++++ Task data
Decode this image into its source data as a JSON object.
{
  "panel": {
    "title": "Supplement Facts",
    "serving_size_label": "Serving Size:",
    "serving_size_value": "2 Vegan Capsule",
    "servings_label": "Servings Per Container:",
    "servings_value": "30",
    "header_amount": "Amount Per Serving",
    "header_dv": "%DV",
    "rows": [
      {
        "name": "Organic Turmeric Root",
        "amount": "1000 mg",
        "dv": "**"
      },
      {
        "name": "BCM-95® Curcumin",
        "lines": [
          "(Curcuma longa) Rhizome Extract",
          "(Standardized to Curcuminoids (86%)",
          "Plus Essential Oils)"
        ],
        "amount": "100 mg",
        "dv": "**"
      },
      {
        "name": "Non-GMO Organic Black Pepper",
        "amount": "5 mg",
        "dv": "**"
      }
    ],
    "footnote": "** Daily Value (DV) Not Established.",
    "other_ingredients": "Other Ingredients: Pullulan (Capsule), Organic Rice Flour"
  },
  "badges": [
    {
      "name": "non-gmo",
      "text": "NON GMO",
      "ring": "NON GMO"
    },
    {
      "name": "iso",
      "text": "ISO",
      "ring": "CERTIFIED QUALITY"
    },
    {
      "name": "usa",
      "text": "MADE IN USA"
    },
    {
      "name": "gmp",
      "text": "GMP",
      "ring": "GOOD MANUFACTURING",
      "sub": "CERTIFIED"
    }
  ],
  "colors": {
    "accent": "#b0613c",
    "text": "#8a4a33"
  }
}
++++++++
- Short task -
Write out all of the records above exactly as they appear.

- Exercise answer -
Decode this image into its source data as a JSON object.
{
  "panel": {
    "title": "Supplement Facts",
    "serving_size_label": "Serving Size:",
    "serving_size_value": "2 Vegan Capsule",
    "servings_label": "Servings Per Container:",
    "servings_value": "30",
    "header_amount": "Amount Per Serving",
    "header_dv": "%DV",
    "rows": [
      {
        "name": "Organic Turmeric Root",
        "amount": "1000 mg",
        "dv": "**"
      },
      {
        "name": "BCM-95® Curcumin",
        "lines": [
          "(Curcuma longa) Rhizome Extract",
          "(Standardized to Curcuminoids (86%)",
          "Plus Essential Oils)"
        ],
        "amount": "100 mg",
        "dv": "**"
      },
      {
        "name": "Non-GMO Organic Black Pepper",
        "amount": "5 mg",
        "dv": "**"
      }
    ],
    "footnote": "** Daily Value (DV) Not Established.",
    "other_ingredients": "Other Ingredients: Pullulan (Capsule), Organic Rice Flour"
  },
  "badges": [
    {
      "name": "non-gmo",
      "text": "NON GMO",
      "ring": "NON GMO"
    },
    {
      "name": "iso",
      "text": "ISO",
      "ring": "CERTIFIED QUALITY"
    },
    {
      "name": "usa",
      "text": "MADE IN USA"
    },
    {
      "name": "gmp",
      "text": "GMP",
      "ring": "GOOD MANUFACTURING",
      "sub": "CERTIFIED"
    }
  ],
  "colors": {
    "accent": "#b0613c",
    "text": "#8a4a33"
  }
}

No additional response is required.